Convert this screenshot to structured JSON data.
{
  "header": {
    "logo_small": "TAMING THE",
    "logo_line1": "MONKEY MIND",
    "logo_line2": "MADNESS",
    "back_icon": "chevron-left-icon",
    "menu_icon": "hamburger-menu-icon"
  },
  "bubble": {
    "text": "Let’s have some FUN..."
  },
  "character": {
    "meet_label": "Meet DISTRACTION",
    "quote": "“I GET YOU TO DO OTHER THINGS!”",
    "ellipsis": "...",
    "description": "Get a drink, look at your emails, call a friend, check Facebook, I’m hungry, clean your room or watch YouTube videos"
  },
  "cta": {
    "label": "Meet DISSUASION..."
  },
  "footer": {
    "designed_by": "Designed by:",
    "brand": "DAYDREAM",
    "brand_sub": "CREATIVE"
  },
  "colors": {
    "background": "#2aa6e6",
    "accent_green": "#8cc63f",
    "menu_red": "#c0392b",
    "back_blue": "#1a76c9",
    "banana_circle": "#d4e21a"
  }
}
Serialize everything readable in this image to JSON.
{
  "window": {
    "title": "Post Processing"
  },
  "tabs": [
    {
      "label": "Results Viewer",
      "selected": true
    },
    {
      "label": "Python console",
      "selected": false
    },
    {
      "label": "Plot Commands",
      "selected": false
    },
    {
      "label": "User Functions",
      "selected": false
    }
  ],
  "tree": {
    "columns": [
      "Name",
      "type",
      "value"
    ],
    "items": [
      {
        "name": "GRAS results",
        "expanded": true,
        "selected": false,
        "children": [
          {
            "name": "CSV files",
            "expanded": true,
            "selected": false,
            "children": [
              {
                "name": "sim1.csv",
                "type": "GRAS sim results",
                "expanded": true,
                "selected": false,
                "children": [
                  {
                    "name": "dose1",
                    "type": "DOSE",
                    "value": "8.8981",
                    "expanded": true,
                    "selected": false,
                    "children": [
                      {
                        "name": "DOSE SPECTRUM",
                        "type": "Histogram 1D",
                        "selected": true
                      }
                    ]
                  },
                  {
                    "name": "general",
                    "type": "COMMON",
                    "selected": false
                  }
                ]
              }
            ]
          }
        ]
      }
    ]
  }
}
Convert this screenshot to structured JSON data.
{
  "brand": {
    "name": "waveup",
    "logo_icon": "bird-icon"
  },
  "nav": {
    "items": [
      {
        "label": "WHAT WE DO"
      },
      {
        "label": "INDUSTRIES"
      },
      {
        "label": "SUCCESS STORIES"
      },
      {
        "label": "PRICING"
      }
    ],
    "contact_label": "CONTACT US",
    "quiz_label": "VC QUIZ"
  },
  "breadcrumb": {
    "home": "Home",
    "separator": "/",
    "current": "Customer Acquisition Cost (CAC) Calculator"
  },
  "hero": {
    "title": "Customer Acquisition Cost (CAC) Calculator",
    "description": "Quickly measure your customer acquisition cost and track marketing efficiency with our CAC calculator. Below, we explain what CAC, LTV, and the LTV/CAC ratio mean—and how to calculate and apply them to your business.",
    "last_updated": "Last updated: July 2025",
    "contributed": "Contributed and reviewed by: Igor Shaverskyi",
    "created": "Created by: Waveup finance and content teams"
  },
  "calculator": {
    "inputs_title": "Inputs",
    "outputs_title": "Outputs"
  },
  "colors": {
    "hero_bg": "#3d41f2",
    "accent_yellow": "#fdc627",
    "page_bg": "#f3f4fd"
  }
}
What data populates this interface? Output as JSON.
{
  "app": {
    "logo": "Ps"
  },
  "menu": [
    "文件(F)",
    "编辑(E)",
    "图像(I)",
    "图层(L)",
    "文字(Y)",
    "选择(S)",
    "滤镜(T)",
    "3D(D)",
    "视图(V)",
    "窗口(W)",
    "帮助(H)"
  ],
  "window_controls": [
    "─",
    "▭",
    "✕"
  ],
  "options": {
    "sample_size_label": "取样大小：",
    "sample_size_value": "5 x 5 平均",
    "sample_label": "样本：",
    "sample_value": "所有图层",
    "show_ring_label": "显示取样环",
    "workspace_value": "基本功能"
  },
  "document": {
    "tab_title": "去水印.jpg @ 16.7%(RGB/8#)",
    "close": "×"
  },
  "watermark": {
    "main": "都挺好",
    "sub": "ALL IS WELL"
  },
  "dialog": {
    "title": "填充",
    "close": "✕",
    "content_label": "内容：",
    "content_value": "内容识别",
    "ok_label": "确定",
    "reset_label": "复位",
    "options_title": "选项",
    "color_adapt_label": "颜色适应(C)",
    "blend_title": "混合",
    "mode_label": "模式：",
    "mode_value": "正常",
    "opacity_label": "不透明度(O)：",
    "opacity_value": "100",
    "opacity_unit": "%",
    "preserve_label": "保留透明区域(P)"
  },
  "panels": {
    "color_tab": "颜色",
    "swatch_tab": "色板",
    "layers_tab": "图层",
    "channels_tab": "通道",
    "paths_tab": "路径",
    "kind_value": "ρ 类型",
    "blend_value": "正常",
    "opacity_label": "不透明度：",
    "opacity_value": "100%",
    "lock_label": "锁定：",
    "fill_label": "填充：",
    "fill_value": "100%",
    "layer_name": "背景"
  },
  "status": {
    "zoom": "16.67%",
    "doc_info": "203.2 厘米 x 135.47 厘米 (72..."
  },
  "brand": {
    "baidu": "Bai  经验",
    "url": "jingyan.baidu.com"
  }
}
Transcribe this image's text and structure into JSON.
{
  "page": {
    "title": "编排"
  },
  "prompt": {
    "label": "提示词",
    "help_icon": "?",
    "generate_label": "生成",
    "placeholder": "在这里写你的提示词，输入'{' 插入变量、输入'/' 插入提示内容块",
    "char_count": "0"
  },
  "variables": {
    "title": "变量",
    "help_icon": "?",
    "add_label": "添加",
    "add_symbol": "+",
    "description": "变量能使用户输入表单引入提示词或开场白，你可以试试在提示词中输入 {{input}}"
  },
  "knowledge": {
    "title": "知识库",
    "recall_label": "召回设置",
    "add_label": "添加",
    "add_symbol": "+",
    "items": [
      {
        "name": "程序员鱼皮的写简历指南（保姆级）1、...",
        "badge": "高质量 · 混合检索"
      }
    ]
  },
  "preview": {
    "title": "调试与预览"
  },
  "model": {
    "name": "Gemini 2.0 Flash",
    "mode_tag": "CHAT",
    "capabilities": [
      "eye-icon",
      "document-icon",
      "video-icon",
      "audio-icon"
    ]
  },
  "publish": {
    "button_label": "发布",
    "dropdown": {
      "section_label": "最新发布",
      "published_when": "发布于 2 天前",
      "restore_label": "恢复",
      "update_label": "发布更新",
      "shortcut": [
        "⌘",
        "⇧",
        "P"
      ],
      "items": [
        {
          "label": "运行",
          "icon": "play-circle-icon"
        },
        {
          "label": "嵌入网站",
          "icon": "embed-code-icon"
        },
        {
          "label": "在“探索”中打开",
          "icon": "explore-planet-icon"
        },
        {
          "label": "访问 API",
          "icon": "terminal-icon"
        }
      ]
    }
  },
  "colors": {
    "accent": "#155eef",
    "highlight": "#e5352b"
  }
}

※

Short task: All of the lines above need to be given again exactly.

Reply:
Convert this screenshot to structured JSON data.
{
  "header": {
    "logo_small": "TAMING THE",
    "logo_line1": "MONKEY MIND",
    "logo_line2": "MADNESS",
    "back_icon": "chevron-left-icon",
    "menu_icon": "hamburger-menu-icon"
  },
  "bubble": {
    "text": "Let’s have some FUN..."
  },
  "character": {
    "meet_label": "Meet DISTRACTION",
    "quote": "“I GET YOU TO DO OTHER THINGS!”",
    "ellipsis": "...",
    "description": "Get a drink, look at your emails, call a friend, check Facebook, I’m hungry, clean your room or watch YouTube videos"
  },
  "cta": {
    "label": "Meet DISSUASION..."
  },
  "footer": {
    "designed_by": "Designed by:",
    "brand": "DAYDREAM",
    "brand_sub": "CREATIVE"
  },
  "colors": {
    "background": "#2aa6e6",
    "accent_green": "#8cc63f",
    "menu_red": "#c0392b",
    "back_blue": "#1a76c9",
    "banana_circle": "#d4e21a"
  }
}
Serialize everything readable in this image to JSON.
{
  "window": {
    "title": "Post Processing"
  },
  "tabs": [
    {
      "label": "Results Viewer",
      "selected": true
    },
    {
      "label": "Python console",
      "selected": false
    },
    {
      "label": "Plot Commands",
      "selected": false
    },
    {
      "label": "User Functions",
      "selected": false
    }
  ],
  "tree": {
    "columns": [
      "Name",
      "type",
      "value"
    ],
    "items": [
      {
        "name": "GRAS results",
        "expanded": true,
        "selected": false,
        "children": [
          {
            "name": "CSV files",
            "expanded": true,
            "selected": false,
            "children": [
              {
                "name": "sim1.csv",
                "type": "GRAS sim results",
                "expanded": true,
                "selected": false,
                "children": [
                  {
                    "name": "dose1",
                    "type": "DOSE",
                    "value": "8.8981",
                    "expanded": true,
                    "selected": false,
                    "children": [
                      {
                        "name": "DOSE SPECTRUM",
                        "type": "Histogram 1D",
                        "selected": true
                      }
                    ]
                  },
                  {
                    "name": "general",
                    "type": "COMMON",
                    "selected": false
                  }
                ]
              }
            ]
          }
        ]
      }
    ]
  }
}
Convert this screenshot to structured JSON data.
{
  "brand": {
    "name": "waveup",
    "logo_icon": "bird-icon"
  },
  "nav": {
    "items": [
      {
        "label": "WHAT WE DO"
      },
      {
        "label": "INDUSTRIES"
      },
      {
        "label": "SUCCESS STORIES"
      },
      {
        "label": "PRICING"
      }
    ],
    "contact_label": "CONTACT US",
    "quiz_label": "VC QUIZ"
  },
  "breadcrumb": {
    "home": "Home",
    "separator": "/",
    "current": "Customer Acquisition Cost (CAC) Calculator"
  },
  "hero": {
    "title": "Customer Acquisition Cost (CAC) Calculator",
    "description": "Quickly measure your customer acquisition cost and track marketing efficiency with our CAC calculator. Below, we explain what CAC, LTV, and the LTV/CAC ratio mean—and how to calculate and apply them to your business.",
    "last_updated": "Last updated: July 2025",
    "contributed": "Contributed and reviewed by: Igor Shaverskyi",
    "created": "Created by: Waveup finance and content teams"
  },
  "calculator": {
    "inputs_title": "Inputs",
    "outputs_title": "Outputs"
  },
  "colors": {
    "hero_bg": "#3d41f2",
    "accent_yellow": "#fdc627",
    "page_bg": "#f3f4fd"
  }
}
What data populates this interface? Output as JSON.
{
  "app": {
    "logo": "Ps"
  },
  "menu": [
    "文件(F)",
    "编辑(E)",
    "图像(I)",
    "图层(L)",
    "文字(Y)",
    "选择(S)",
    "滤镜(T)",
    "3D(D)",
    "视图(V)",
    "窗口(W)",
    "帮助(H)"
  ],
  "window_controls": [
    "─",
    "▭",
    "✕"
  ],
  "options": {
    "sample_size_label": "取样大小：",
    "sample_size_value": "5 x 5 平均",
    "sample_label": "样本：",
    "sample_value": "所有图层",
    "show_ring_label": "显示取样环",
    "workspace_value": "基本功能"
  },
  "document": {
    "tab_title": "去水印.jpg @ 16.7%(RGB/8#)",
    "close": "×"
  },
  "watermark": {
    "main": "都挺好",
    "sub": "ALL IS WELL"
  },
  "dialog": {
    "title": "填充",
    "close": "✕",
    "content_label": "内容：",
    "content_value": "内容识别",
    "ok_label": "确定",
    "reset_label": "复位",
    "options_title": "选项",
    "color_adapt_label": "颜色适应(C)",
    "blend_title": "混合",
    "mode_label": "模式：",
    "mode_value": "正常",
    "opacity_label": "不透明度(O)：",
    "opacity_value": "100",
    "opacity_unit": "%",
    "preserve_label": "保留透明区域(P)"
  },
  "panels": {
    "color_tab": "颜色",
    "swatch_tab": "色板",
    "layers_tab": "图层",
    "channels_tab": "通道",
    "paths_tab": "路径",
    "kind_value": "ρ 类型",
    "blend_value": "正常",
    "opacity_label": "不透明度：",
    "opacity_value": "100%",
    "lock_label": "锁定：",
    "fill_label": "填充：",
    "fill_value": "100%",
    "layer_name": "背景"
  },
  "status": {
    "zoom": "16.67%",
    "doc_info": "203.2 厘米 x 135.47 厘米 (72..."
  },
  "brand": {
    "baidu": "Bai  经验",
    "url": "jingyan.baidu.com"
  }
}
Transcribe this image's text and structure into JSON.
{
  "page": {
    "title": "编排"
  },
  "prompt": {
    "label": "提示词",
    "help_icon": "?",
    "generate_label": "生成",
    "placeholder": "在这里写你的提示词，输入'{' 插入变量、输入'/' 插入提示内容块",
    "char_count": "0"
  },
  "variables": {
    "title": "变量",
    "help_icon": "?",
    "add_label": "添加",
    "add_symbol": "+",
    "description": "变量能使用户输入表单引入提示词或开场白，你可以试试在提示词中输入 {{input}}"
  },
  "knowledge": {
    "title": "知识库",
    "recall_label": "召回设置",
    "add_label": "添加",
    "add_symbol": "+",
    "items": [
      {
        "name": "程序员鱼皮的写简历指南（保姆级）1、...",
        "badge": "高质量 · 混合检索"
      }
    ]
  },
  "preview": {
    "title": "调试与预览"
  },
  "model": {
    "name": "Gemini 2.0 Flash",
    "mode_tag": "CHAT",
    "capabilities": [
      "eye-icon",
      "document-icon",
      "video-icon",
      "audio-icon"
    ]
  },
  "publish": {
    "button_label": "发布",
    "dropdown": {
      "section_label": "最新发布",
      "published_when": "发布于 2 天前",
      "restore_label": "恢复",
      "update_label": "发布更新",
      "shortcut": [
        "⌘",
        "⇧",
        "P"
      ],
      "items": [
        {
          "label": "运行",
          "icon": "play-circle-icon"
        },
        {
          "label": "嵌入网站",
          "icon": "embed-code-icon"
        },
        {
          "label": "在“探索”中打开",
          "icon": "explore-planet-icon"
        },
        {
          "label": "访问 API",
          "icon": "terminal-icon"
        }
      ]
    }
  },
  "colors": {
    "accent": "#155eef",
    "highlight": "#e5352b"
  }
}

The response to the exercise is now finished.